**GOAL:** Copy out every line that contains "Agricultural".
******
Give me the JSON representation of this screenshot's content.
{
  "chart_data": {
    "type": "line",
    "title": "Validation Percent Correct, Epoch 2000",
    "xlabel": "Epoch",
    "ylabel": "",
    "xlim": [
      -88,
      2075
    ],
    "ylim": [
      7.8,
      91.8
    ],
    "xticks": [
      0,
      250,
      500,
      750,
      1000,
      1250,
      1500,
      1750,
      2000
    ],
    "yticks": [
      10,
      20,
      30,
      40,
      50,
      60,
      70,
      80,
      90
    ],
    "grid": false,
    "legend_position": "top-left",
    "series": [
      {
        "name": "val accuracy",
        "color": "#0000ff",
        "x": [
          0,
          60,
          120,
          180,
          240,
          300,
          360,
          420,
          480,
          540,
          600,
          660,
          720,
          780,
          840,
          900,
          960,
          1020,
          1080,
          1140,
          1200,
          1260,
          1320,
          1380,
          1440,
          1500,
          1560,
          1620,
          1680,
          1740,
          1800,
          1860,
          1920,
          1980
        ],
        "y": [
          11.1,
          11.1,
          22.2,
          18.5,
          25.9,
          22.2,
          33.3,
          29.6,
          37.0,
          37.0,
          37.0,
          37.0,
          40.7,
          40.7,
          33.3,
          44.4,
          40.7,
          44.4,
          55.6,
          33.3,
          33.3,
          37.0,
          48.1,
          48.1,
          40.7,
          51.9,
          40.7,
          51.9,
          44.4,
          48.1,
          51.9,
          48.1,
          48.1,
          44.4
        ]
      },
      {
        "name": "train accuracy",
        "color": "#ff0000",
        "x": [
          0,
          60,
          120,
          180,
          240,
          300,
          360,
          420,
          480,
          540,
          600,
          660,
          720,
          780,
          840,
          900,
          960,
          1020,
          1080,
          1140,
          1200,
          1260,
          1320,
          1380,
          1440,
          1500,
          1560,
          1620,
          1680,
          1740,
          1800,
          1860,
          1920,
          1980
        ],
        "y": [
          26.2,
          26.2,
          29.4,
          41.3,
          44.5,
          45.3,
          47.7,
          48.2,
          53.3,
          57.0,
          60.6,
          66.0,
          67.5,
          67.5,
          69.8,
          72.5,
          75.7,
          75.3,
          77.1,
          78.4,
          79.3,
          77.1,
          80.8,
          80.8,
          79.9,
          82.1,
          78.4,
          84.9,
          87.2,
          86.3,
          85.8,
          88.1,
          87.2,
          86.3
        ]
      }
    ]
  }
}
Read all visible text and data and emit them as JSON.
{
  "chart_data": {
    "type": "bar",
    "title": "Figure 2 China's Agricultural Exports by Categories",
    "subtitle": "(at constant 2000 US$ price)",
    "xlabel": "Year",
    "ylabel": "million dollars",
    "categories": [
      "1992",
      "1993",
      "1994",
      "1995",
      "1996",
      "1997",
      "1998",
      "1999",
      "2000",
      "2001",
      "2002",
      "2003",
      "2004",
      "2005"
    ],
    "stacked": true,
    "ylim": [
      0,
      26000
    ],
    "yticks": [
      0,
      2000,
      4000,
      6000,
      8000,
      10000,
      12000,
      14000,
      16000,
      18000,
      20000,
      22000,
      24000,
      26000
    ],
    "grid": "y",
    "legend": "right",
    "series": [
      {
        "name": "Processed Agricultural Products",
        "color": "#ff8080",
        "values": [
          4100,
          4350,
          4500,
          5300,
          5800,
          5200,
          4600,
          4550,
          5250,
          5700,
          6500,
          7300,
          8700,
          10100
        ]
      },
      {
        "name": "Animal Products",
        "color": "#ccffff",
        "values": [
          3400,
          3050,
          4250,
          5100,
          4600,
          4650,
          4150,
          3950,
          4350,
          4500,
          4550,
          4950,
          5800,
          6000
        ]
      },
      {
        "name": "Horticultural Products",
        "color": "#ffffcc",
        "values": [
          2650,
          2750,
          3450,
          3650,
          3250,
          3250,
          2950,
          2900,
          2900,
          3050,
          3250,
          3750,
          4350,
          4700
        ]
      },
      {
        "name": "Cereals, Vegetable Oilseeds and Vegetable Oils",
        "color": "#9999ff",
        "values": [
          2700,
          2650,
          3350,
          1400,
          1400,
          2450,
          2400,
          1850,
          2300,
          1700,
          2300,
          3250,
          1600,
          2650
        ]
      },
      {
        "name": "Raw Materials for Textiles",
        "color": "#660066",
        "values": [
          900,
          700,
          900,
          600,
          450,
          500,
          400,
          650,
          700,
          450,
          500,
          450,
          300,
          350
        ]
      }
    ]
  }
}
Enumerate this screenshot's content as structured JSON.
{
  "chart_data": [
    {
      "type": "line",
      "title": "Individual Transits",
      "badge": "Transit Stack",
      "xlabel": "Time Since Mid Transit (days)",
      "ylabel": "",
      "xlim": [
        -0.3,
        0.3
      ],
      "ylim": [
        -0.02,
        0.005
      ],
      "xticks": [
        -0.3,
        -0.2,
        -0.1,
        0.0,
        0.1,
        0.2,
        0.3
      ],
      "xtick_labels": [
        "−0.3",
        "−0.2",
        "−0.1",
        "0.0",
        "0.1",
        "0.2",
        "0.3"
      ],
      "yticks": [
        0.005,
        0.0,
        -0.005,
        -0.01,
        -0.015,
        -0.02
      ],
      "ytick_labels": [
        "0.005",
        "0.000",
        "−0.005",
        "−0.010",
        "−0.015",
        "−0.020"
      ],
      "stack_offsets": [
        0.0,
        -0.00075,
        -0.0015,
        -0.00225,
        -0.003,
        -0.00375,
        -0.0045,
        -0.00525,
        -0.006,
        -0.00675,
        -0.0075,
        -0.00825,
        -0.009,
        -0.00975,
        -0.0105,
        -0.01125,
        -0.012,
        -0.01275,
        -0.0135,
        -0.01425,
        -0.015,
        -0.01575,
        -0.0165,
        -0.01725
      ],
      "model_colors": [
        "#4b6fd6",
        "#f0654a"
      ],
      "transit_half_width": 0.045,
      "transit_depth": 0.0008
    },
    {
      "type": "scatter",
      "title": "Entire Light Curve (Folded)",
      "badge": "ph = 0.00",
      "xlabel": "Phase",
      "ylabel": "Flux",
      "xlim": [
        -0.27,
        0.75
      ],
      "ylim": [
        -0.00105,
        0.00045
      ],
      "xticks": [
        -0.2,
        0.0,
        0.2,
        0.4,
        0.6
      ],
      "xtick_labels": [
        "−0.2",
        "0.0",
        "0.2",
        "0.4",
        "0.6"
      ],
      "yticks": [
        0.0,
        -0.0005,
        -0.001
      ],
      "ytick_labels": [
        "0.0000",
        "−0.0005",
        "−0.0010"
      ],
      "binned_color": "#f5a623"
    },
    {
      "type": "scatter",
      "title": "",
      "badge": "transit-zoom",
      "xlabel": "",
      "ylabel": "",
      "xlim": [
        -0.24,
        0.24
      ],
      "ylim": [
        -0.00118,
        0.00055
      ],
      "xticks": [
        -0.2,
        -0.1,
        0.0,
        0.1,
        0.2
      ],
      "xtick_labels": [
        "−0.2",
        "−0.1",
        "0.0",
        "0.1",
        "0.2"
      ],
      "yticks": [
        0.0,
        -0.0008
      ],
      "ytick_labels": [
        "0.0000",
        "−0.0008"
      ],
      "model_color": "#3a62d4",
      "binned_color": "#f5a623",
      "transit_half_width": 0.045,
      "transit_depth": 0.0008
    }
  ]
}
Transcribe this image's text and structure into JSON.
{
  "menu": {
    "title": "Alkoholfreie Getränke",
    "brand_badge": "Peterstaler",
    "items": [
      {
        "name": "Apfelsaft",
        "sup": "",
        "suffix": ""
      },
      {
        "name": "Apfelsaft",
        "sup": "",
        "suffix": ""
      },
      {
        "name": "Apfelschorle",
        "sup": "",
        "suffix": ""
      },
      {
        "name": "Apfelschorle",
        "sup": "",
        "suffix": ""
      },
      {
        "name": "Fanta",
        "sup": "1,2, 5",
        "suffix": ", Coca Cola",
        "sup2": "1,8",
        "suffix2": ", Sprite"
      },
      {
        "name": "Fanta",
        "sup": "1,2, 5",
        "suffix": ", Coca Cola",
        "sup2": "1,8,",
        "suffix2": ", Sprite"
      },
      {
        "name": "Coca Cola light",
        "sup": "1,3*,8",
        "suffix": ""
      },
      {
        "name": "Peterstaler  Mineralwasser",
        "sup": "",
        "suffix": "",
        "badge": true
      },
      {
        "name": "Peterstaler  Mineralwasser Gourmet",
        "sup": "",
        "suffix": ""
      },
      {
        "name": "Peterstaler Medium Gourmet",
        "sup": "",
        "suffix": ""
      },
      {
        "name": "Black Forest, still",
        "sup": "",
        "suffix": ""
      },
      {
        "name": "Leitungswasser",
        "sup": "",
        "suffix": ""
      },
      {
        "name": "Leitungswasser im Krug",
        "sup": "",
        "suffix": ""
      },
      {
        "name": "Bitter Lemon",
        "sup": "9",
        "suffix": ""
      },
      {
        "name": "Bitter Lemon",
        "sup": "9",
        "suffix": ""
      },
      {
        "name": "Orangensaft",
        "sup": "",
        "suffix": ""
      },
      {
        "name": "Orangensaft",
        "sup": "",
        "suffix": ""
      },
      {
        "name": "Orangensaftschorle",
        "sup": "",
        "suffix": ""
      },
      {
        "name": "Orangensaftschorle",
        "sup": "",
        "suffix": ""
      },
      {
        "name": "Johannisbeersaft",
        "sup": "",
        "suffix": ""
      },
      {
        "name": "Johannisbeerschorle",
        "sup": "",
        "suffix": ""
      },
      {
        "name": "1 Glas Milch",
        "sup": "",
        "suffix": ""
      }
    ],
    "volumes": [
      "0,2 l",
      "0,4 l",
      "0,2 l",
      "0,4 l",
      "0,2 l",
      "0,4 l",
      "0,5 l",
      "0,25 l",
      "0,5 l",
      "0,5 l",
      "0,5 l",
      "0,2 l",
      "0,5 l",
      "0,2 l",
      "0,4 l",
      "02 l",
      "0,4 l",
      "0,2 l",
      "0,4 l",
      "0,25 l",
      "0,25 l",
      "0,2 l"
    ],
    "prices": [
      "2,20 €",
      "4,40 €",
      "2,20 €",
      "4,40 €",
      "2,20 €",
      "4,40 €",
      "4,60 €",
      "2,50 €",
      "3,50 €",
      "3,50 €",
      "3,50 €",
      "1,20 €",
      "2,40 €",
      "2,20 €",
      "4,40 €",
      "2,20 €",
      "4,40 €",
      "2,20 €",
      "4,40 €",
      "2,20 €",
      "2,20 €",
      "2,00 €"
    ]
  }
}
******
**THE RESULT:**
    "title": "Figure 2 China's Agricultural Exports by Categories",
        "name": "Processed Agricultural Products",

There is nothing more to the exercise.